## Arbeitsanweisung
Schreiben Sie das gesamte folgende Material Zeile für Zeile unverändert ab. Lassen Sie dabei die Bilder aus.

## Extrahierte Einträge
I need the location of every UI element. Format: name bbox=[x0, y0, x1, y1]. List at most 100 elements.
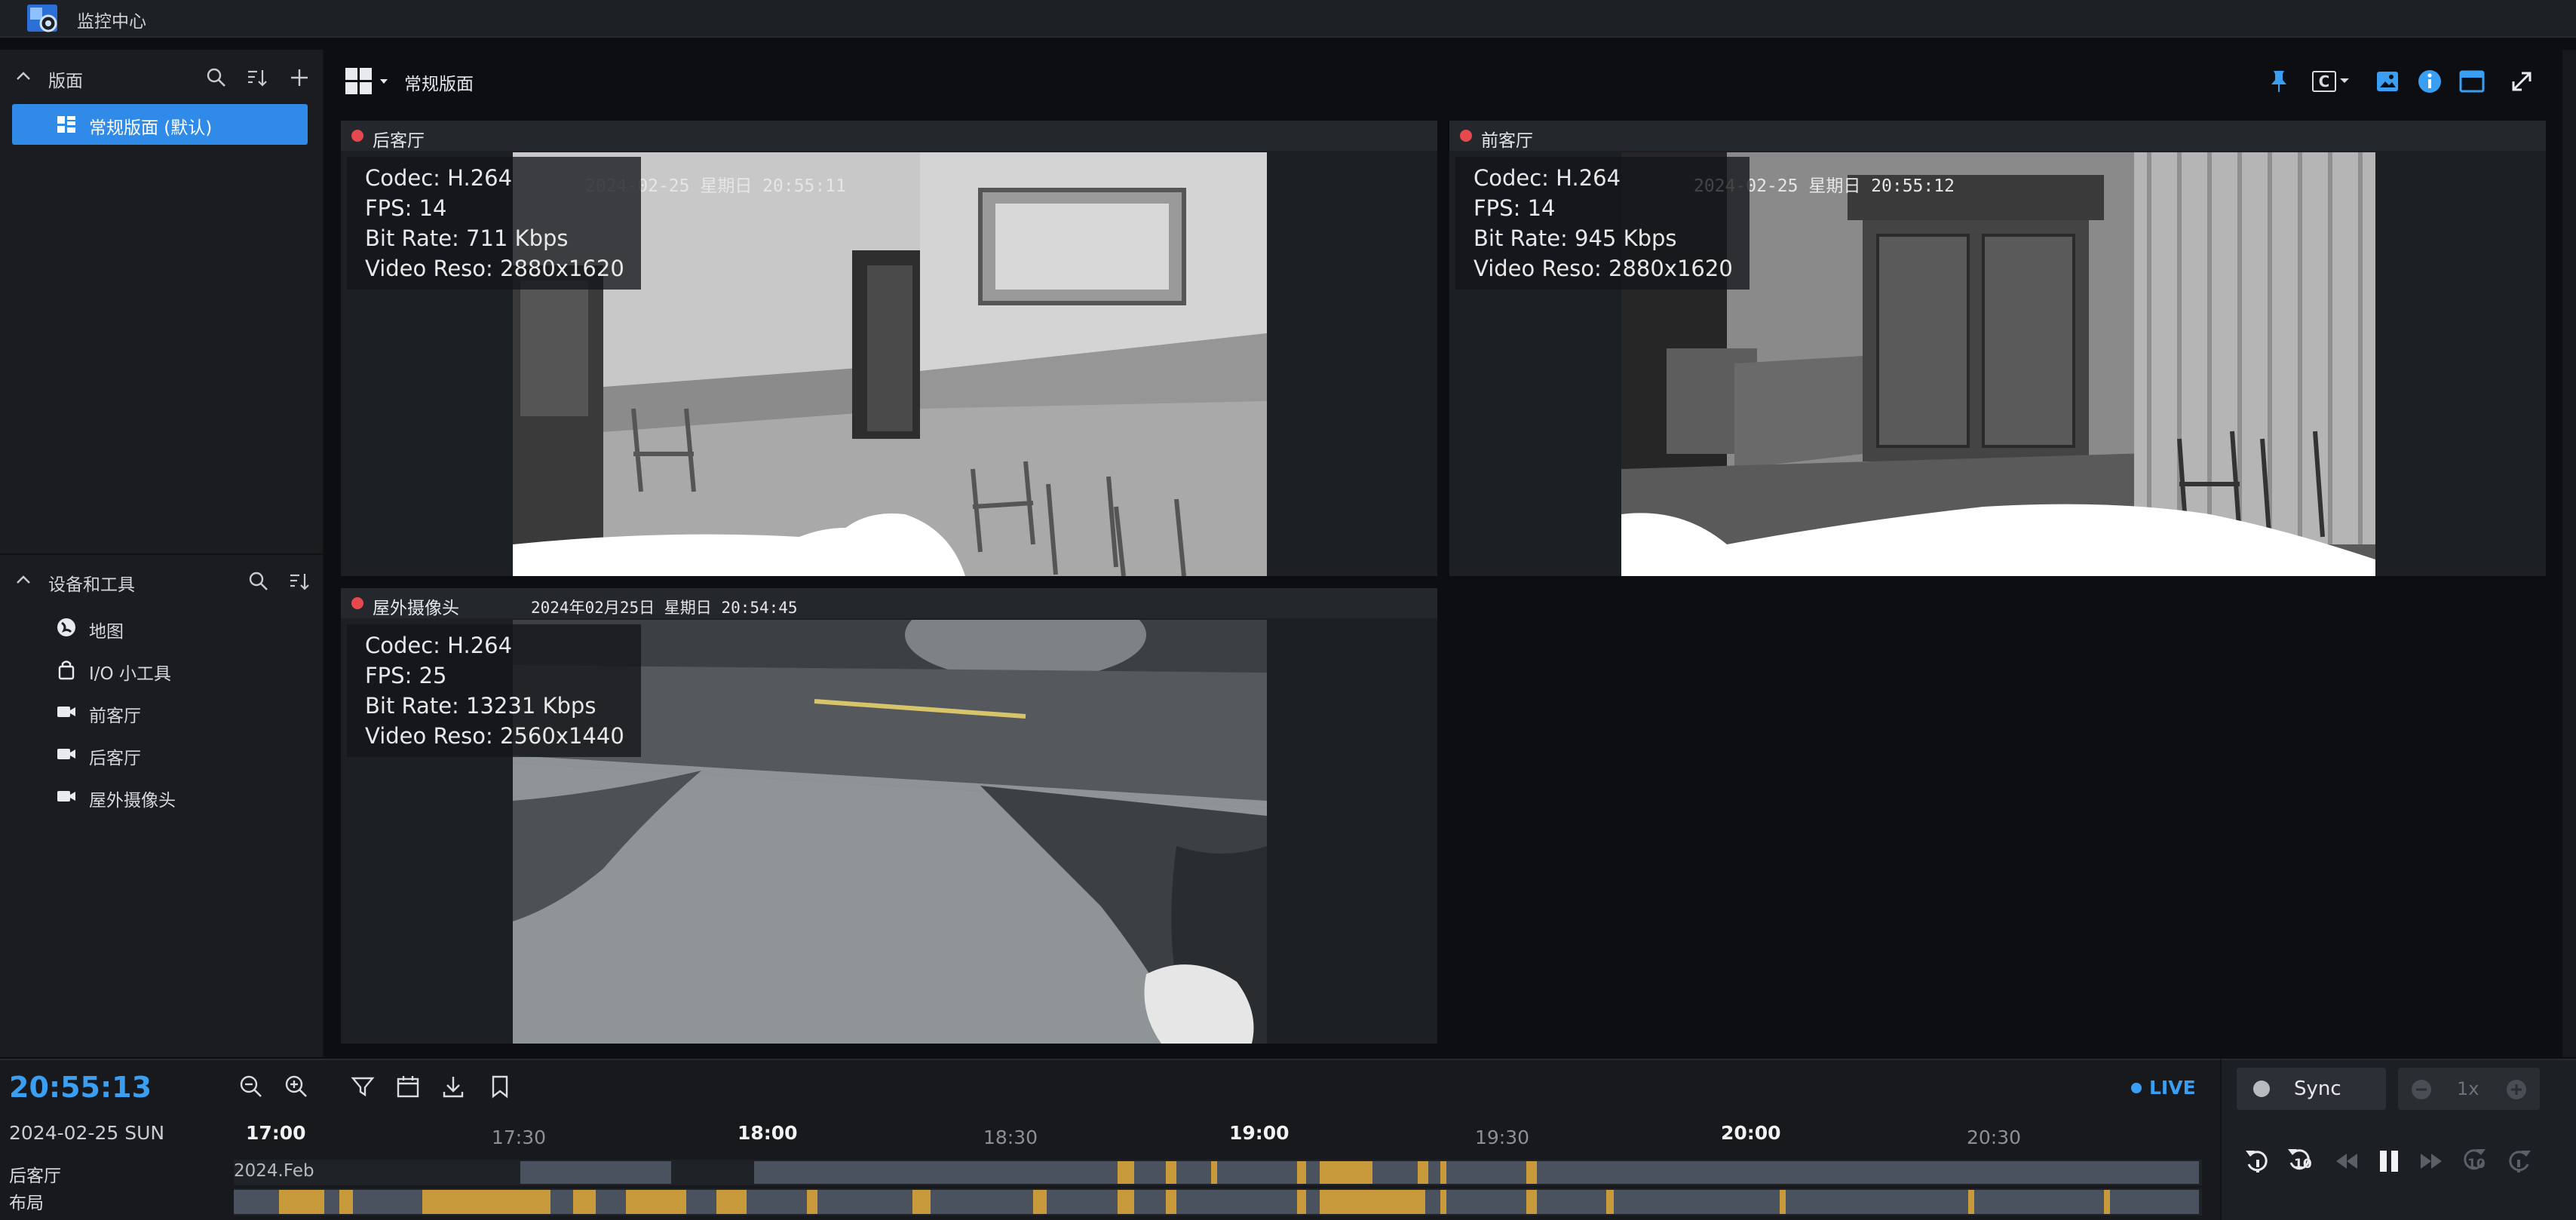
sort-icon[interactable] bbox=[288, 570, 311, 593]
current-date: 2024-02-25 SUN bbox=[9, 1122, 165, 1144]
devices-section-header[interactable]: 设备和工具 bbox=[0, 566, 324, 596]
speed-value: 1x bbox=[2457, 1078, 2479, 1099]
calendar-icon[interactable] bbox=[395, 1074, 421, 1099]
zoom-out-icon[interactable] bbox=[238, 1074, 264, 1099]
jump-forward-icon[interactable] bbox=[2502, 1145, 2535, 1178]
main-header bbox=[326, 50, 2561, 115]
jump-back-icon[interactable] bbox=[2241, 1145, 2274, 1178]
layout-item-label: 常规版面 (默认) bbox=[89, 118, 213, 138]
layout-item-default[interactable]: 常规版面 (默认) bbox=[12, 104, 308, 145]
section-divider bbox=[0, 553, 324, 555]
device-item-label: 地图 bbox=[89, 622, 124, 642]
timeline-date-marker: 2024.Feb bbox=[234, 1161, 314, 1181]
camera-title-bar: 屋外摄像头 bbox=[341, 588, 1437, 618]
camera-name: 后客厅 bbox=[373, 131, 425, 151]
time-tick: 18:00 bbox=[738, 1122, 798, 1144]
next-frame-icon[interactable] bbox=[2415, 1145, 2448, 1178]
time-tick: 18:30 bbox=[983, 1127, 1038, 1148]
stat-codec: Codec: H.264 bbox=[365, 165, 513, 191]
search-icon[interactable] bbox=[247, 570, 270, 593]
stat-resolution: Video Reso: 2880x1620 bbox=[365, 256, 624, 281]
app-logo-icon bbox=[27, 5, 57, 32]
current-layout-name: 常规版面 bbox=[404, 75, 474, 94]
filter-icon[interactable] bbox=[350, 1074, 376, 1099]
sync-toggle-indicator bbox=[2253, 1081, 2270, 1097]
vertical-scrollbar[interactable] bbox=[2562, 50, 2576, 1057]
camera-panel-front-living-room[interactable]: 前客厅 2024-02-25 星期日 20:55:12 Codec: H.264… bbox=[1449, 121, 2546, 576]
sort-icon[interactable] bbox=[246, 66, 268, 89]
layout-switch-icon[interactable] bbox=[344, 66, 392, 97]
camera-stats-overlay: Codec: H.264 FPS: 14 Bit Rate: 945 Kbps … bbox=[1455, 157, 1750, 290]
camera-title-bar: 前客厅 bbox=[1449, 121, 2546, 151]
search-icon[interactable] bbox=[205, 66, 228, 89]
track-label: 布局 bbox=[9, 1194, 44, 1213]
map-icon bbox=[57, 618, 75, 636]
track-label: 后客厅 bbox=[9, 1166, 61, 1186]
speed-increase-icon[interactable] bbox=[2505, 1078, 2528, 1101]
camera-stats-overlay: Codec: H.264 FPS: 14 Bit Rate: 711 Kbps … bbox=[347, 157, 641, 290]
camera-panel-back-living-room[interactable]: 后客厅 2024-02-25 星期日 20:55:11 Codec: H.264… bbox=[341, 121, 1437, 576]
layout-grid-icon bbox=[57, 116, 75, 133]
sync-button[interactable]: Sync bbox=[2237, 1068, 2386, 1110]
device-item-back-living-room[interactable]: 后客厅 bbox=[53, 737, 309, 771]
pause-icon[interactable] bbox=[2372, 1145, 2406, 1178]
skip-forward-10-button[interactable]: 10 bbox=[2457, 1145, 2490, 1178]
live-button[interactable]: LIVE bbox=[2149, 1077, 2196, 1099]
current-time: 20:55:13 bbox=[9, 1071, 152, 1104]
bookmark-icon[interactable] bbox=[487, 1074, 513, 1099]
recording-indicator bbox=[351, 130, 363, 142]
chevron-up-icon[interactable] bbox=[15, 68, 32, 84]
pin-icon[interactable] bbox=[2262, 65, 2295, 98]
stat-codec: Codec: H.264 bbox=[1474, 165, 1621, 191]
camera-icon bbox=[57, 707, 75, 717]
recording-indicator bbox=[351, 597, 363, 609]
camera-title-bar: 后客厅 bbox=[341, 121, 1437, 151]
download-icon[interactable] bbox=[440, 1074, 466, 1099]
chevron-up-icon[interactable] bbox=[15, 572, 32, 588]
recording-indicator bbox=[1460, 130, 1472, 142]
fullscreen-icon[interactable] bbox=[2505, 65, 2538, 98]
layouts-section-header[interactable]: 版面 bbox=[0, 62, 324, 92]
stat-bitrate: Bit Rate: 13231 Kbps bbox=[365, 693, 596, 719]
app-title: 监控中心 bbox=[77, 12, 146, 32]
previous-frame-icon[interactable] bbox=[2330, 1145, 2363, 1178]
devices-section-label: 设备和工具 bbox=[48, 575, 135, 595]
camera-icon bbox=[57, 749, 75, 759]
skip-back-seconds: 10 bbox=[2294, 1157, 2312, 1172]
camera-stats-overlay: Codec: H.264 FPS: 25 Bit Rate: 13231 Kbp… bbox=[347, 624, 641, 757]
live-indicator-dot bbox=[2131, 1083, 2142, 1093]
stat-bitrate: Bit Rate: 711 Kbps bbox=[365, 225, 569, 251]
sidebar: 版面 常规版面 (默认) 设备和工具 地图 I/O 小工具 前客厅 后客厅 屋外… bbox=[0, 50, 324, 1057]
time-tick: 19:30 bbox=[1475, 1127, 1530, 1148]
time-tick: 20:00 bbox=[1721, 1122, 1781, 1144]
device-item-io-module[interactable]: I/O 小工具 bbox=[53, 653, 309, 686]
device-item-label: 后客厅 bbox=[89, 749, 141, 768]
camera-name: 前客厅 bbox=[1481, 131, 1533, 151]
speed-decrease-icon[interactable] bbox=[2410, 1078, 2433, 1101]
device-item-outdoor-camera[interactable]: 屋外摄像头 bbox=[53, 780, 309, 813]
chevron-down-icon bbox=[2340, 78, 2349, 83]
time-tick: 17:30 bbox=[492, 1127, 547, 1148]
stat-fps: FPS: 14 bbox=[1474, 195, 1556, 221]
stat-codec: Codec: H.264 bbox=[365, 633, 513, 658]
info-icon[interactable] bbox=[2413, 65, 2446, 98]
camera-name: 屋外摄像头 bbox=[373, 599, 459, 618]
recording-timeline-tracks[interactable] bbox=[234, 1160, 2202, 1217]
stat-resolution: Video Reso: 2880x1620 bbox=[1474, 256, 1733, 281]
device-item-label: 屋外摄像头 bbox=[89, 791, 176, 811]
camera-panel-outdoor[interactable]: 屋外摄像头 2024年02月25日 星期日 20:54:45 Codec: H.… bbox=[341, 588, 1437, 1044]
aspect-ratio-menu[interactable]: C bbox=[2309, 65, 2354, 98]
title-bar bbox=[0, 0, 2576, 38]
device-item-map[interactable]: 地图 bbox=[53, 611, 309, 644]
io-module-icon bbox=[58, 661, 75, 680]
device-item-front-living-room[interactable]: 前客厅 bbox=[53, 695, 309, 728]
window-panel-icon[interactable] bbox=[2455, 65, 2489, 98]
stat-fps: FPS: 14 bbox=[365, 195, 447, 221]
layouts-section-label: 版面 bbox=[48, 72, 83, 91]
snapshot-image-icon[interactable] bbox=[2371, 65, 2404, 98]
add-icon[interactable] bbox=[288, 66, 311, 89]
stat-resolution: Video Reso: 2560x1440 bbox=[365, 723, 624, 749]
skip-back-10-button[interactable]: 10 bbox=[2283, 1145, 2317, 1178]
zoom-in-icon[interactable] bbox=[284, 1074, 309, 1099]
stat-fps: FPS: 25 bbox=[365, 663, 447, 688]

## Bearbeitete Übung
I need the location of every UI element. Format: name bbox=[x0, y0, x1, y1]. List at most 100 elements.
sort-icon[interactable] bbox=[288, 570, 311, 593]
current-date: 2024-02-25 SUN bbox=[9, 1122, 165, 1144]
devices-section-header[interactable]: 设备和工具 bbox=[0, 566, 324, 596]
speed-value: 1x bbox=[2457, 1078, 2479, 1099]
calendar-icon[interactable] bbox=[395, 1074, 421, 1099]
zoom-out-icon[interactable] bbox=[238, 1074, 264, 1099]
jump-forward-icon[interactable] bbox=[2502, 1145, 2535, 1178]
main-header bbox=[326, 50, 2561, 115]
jump-back-icon[interactable] bbox=[2241, 1145, 2274, 1178]
layout-item-label: 常规版面 (默认) bbox=[89, 118, 213, 138]
layout-item-default[interactable]: 常规版面 (默认) bbox=[12, 104, 308, 145]
section-divider bbox=[0, 553, 324, 555]
device-item-label: 地图 bbox=[89, 622, 124, 642]
timeline-date-marker: 2024.Feb bbox=[234, 1161, 314, 1181]
camera-title-bar: 屋外摄像头 bbox=[341, 588, 1437, 618]
camera-name: 后客厅 bbox=[373, 131, 425, 151]
time-tick: 18:00 bbox=[738, 1122, 798, 1144]
next-frame-icon[interactable] bbox=[2415, 1145, 2448, 1178]
time-tick: 18:30 bbox=[983, 1127, 1038, 1148]
stat-codec: Codec: H.264 bbox=[365, 165, 513, 191]
search-icon[interactable] bbox=[247, 570, 270, 593]
stat-resolution: Video Reso: 2880x1620 bbox=[365, 256, 624, 281]
app-logo-icon bbox=[27, 5, 57, 32]
current-layout-name: 常规版面 bbox=[404, 75, 474, 94]
filter-icon[interactable] bbox=[350, 1074, 376, 1099]
sync-toggle-indicator bbox=[2253, 1081, 2270, 1097]
vertical-scrollbar[interactable] bbox=[2562, 50, 2576, 1057]
camera-panel-front-living-room[interactable]: 前客厅 2024-02-25 星期日 20:55:12 Codec: H.264… bbox=[1449, 121, 2546, 576]
sort-icon[interactable] bbox=[246, 66, 268, 89]
layout-switch-icon[interactable] bbox=[344, 66, 392, 97]
camera-stats-overlay: Codec: H.264 FPS: 14 Bit Rate: 945 Kbps … bbox=[1455, 157, 1750, 290]
camera-title-bar: 前客厅 bbox=[1449, 121, 2546, 151]
search-icon[interactable] bbox=[205, 66, 228, 89]
track-label: 布局 bbox=[9, 1194, 44, 1213]
map-icon bbox=[57, 618, 75, 636]
track-label: 后客厅 bbox=[9, 1166, 61, 1186]
speed-increase-icon[interactable] bbox=[2505, 1078, 2528, 1101]
camera-stats-overlay: Codec: H.264 FPS: 14 Bit Rate: 711 Kbps … bbox=[347, 157, 641, 290]
camera-panel-back-living-room[interactable]: 后客厅 2024-02-25 星期日 20:55:11 Codec: H.264… bbox=[341, 121, 1437, 576]
layout-grid-icon bbox=[57, 116, 75, 133]
sync-button[interactable]: Sync bbox=[2237, 1068, 2386, 1110]
device-item-back-living-room[interactable]: 后客厅 bbox=[53, 737, 309, 771]
pause-icon[interactable] bbox=[2372, 1145, 2406, 1178]
skip-forward-10-button[interactable]: 10 bbox=[2457, 1145, 2490, 1178]
live-button[interactable]: LIVE bbox=[2149, 1077, 2196, 1099]
current-time: 20:55:13 bbox=[9, 1071, 152, 1104]
bookmark-icon[interactable] bbox=[487, 1074, 513, 1099]
recording-indicator bbox=[351, 130, 363, 142]
chevron-up-icon[interactable] bbox=[15, 68, 32, 84]
pin-icon[interactable] bbox=[2262, 65, 2295, 98]
stat-codec: Codec: H.264 bbox=[1474, 165, 1621, 191]
camera-icon bbox=[57, 707, 75, 717]
recording-indicator bbox=[351, 597, 363, 609]
camera-title-bar: 后客厅 bbox=[341, 121, 1437, 151]
download-icon[interactable] bbox=[440, 1074, 466, 1099]
chevron-up-icon[interactable] bbox=[15, 572, 32, 588]
recording-indicator bbox=[1460, 130, 1472, 142]
fullscreen-icon[interactable] bbox=[2505, 65, 2538, 98]
layouts-section-header[interactable]: 版面 bbox=[0, 62, 324, 92]
stat-bitrate: Bit Rate: 13231 Kbps bbox=[365, 693, 596, 719]
app-title: 监控中心 bbox=[77, 12, 146, 32]
previous-frame-icon[interactable] bbox=[2330, 1145, 2363, 1178]
devices-section-label: 设备和工具 bbox=[48, 575, 135, 595]
camera-icon bbox=[57, 749, 75, 759]
skip-back-seconds: 10 bbox=[2294, 1157, 2312, 1172]
camera-stats-overlay: Codec: H.264 FPS: 25 Bit Rate: 13231 Kbp… bbox=[347, 624, 641, 757]
live-indicator-dot bbox=[2131, 1083, 2142, 1093]
stat-bitrate: Bit Rate: 711 Kbps bbox=[365, 225, 569, 251]
sidebar: 版面 常规版面 (默认) 设备和工具 地图 I/O 小工具 前客厅 后客厅 屋外… bbox=[0, 50, 324, 1057]
time-tick: 19:30 bbox=[1475, 1127, 1530, 1148]
time-tick: 20:00 bbox=[1721, 1122, 1781, 1144]
device-item-io-module[interactable]: I/O 小工具 bbox=[53, 653, 309, 686]
device-item-label: 后客厅 bbox=[89, 749, 141, 768]
camera-name: 前客厅 bbox=[1481, 131, 1533, 151]
speed-decrease-icon[interactable] bbox=[2410, 1078, 2433, 1101]
device-item-outdoor-camera[interactable]: 屋外摄像头 bbox=[53, 780, 309, 813]
chevron-down-icon bbox=[2340, 78, 2349, 83]
time-tick: 17:30 bbox=[492, 1127, 547, 1148]
stat-fps: FPS: 14 bbox=[1474, 195, 1556, 221]
stat-codec: Codec: H.264 bbox=[365, 633, 513, 658]
info-icon[interactable] bbox=[2413, 65, 2446, 98]
camera-name: 屋外摄像头 bbox=[373, 599, 459, 618]
recording-timeline-tracks[interactable] bbox=[234, 1160, 2202, 1217]
stat-resolution: Video Reso: 2880x1620 bbox=[1474, 256, 1733, 281]
device-item-label: 屋外摄像头 bbox=[89, 791, 176, 811]
camera-panel-outdoor[interactable]: 屋外摄像头 2024年02月25日 星期日 20:54:45 Codec: H.… bbox=[341, 588, 1437, 1044]
aspect-ratio-menu[interactable]: C bbox=[2309, 65, 2354, 98]
title-bar bbox=[0, 0, 2576, 38]
device-item-map[interactable]: 地图 bbox=[53, 611, 309, 644]
io-module-icon bbox=[58, 661, 75, 680]
device-item-front-living-room[interactable]: 前客厅 bbox=[53, 695, 309, 728]
window-panel-icon[interactable] bbox=[2455, 65, 2489, 98]
stat-fps: FPS: 14 bbox=[365, 195, 447, 221]
layouts-section-label: 版面 bbox=[48, 72, 83, 91]
snapshot-image-icon[interactable] bbox=[2371, 65, 2404, 98]
add-icon[interactable] bbox=[288, 66, 311, 89]
stat-resolution: Video Reso: 2560x1440 bbox=[365, 723, 624, 749]
skip-back-10-button[interactable]: 10 bbox=[2283, 1145, 2317, 1178]
zoom-in-icon[interactable] bbox=[284, 1074, 309, 1099]
stat-fps: FPS: 25 bbox=[365, 663, 447, 688]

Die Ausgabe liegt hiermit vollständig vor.